| THE REQUEST |
What is the number of lines in the data holding the word "amet"? Give that number by itself.

____

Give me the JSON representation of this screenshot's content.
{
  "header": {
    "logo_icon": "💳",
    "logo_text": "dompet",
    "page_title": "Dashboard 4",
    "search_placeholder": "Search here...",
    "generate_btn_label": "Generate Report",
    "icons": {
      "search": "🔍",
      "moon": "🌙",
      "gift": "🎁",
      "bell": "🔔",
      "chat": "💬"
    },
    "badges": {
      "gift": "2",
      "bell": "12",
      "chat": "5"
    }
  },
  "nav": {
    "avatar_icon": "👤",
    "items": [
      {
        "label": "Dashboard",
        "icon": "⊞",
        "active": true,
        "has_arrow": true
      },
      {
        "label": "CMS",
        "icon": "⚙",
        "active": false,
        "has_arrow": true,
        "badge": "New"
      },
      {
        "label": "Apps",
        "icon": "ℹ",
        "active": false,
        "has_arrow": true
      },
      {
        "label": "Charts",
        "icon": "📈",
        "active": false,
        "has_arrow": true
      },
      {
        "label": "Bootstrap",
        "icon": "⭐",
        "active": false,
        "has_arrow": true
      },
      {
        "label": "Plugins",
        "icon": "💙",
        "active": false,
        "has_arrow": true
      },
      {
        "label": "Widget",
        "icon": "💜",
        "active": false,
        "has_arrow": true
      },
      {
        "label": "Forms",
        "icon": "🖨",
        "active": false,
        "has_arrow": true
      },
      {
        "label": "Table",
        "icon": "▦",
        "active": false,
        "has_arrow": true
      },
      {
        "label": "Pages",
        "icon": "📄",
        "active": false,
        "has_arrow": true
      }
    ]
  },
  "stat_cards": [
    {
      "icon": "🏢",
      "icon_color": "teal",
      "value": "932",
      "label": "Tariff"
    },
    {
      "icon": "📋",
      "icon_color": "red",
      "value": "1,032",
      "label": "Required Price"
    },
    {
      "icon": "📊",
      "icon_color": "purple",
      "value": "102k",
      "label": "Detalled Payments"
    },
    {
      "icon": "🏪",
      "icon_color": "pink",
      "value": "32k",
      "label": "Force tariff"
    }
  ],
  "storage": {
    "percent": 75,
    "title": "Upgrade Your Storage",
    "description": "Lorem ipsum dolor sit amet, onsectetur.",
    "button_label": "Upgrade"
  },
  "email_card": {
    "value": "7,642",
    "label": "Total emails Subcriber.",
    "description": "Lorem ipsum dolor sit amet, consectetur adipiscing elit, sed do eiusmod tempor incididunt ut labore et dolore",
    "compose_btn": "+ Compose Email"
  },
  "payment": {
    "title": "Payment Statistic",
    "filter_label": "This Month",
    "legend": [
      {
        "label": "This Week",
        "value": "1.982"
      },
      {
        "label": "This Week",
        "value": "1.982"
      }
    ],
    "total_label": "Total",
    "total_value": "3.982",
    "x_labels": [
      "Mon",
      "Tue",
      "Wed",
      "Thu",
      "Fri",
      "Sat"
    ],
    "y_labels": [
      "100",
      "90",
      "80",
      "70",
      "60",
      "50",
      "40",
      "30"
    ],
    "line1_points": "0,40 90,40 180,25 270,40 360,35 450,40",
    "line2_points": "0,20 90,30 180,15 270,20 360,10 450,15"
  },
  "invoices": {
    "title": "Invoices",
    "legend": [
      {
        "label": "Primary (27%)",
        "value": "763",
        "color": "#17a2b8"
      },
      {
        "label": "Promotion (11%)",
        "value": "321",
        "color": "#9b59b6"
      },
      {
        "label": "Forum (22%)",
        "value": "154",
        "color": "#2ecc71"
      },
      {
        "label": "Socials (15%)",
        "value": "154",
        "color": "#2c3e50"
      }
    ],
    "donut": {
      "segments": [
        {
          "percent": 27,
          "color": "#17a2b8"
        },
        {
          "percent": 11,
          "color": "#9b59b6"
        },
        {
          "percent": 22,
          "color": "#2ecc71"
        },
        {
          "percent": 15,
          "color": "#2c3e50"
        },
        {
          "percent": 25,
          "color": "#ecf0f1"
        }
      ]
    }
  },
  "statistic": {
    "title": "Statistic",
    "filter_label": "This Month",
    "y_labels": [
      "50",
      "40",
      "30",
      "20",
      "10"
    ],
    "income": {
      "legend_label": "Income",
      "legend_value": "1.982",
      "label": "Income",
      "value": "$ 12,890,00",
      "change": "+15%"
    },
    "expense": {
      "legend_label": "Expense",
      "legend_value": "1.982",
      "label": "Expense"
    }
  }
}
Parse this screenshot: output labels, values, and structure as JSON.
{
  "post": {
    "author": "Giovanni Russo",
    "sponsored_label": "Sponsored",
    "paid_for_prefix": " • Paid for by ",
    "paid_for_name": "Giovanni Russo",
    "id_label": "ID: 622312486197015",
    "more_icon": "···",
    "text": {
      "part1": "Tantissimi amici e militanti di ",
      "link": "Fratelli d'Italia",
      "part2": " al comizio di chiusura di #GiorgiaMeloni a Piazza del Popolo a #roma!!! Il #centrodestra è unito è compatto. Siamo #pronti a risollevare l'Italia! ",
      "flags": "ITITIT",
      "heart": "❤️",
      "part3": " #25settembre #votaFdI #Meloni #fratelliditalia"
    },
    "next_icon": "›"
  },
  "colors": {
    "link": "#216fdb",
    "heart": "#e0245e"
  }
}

____

| WRITTEN SOLUTION |
2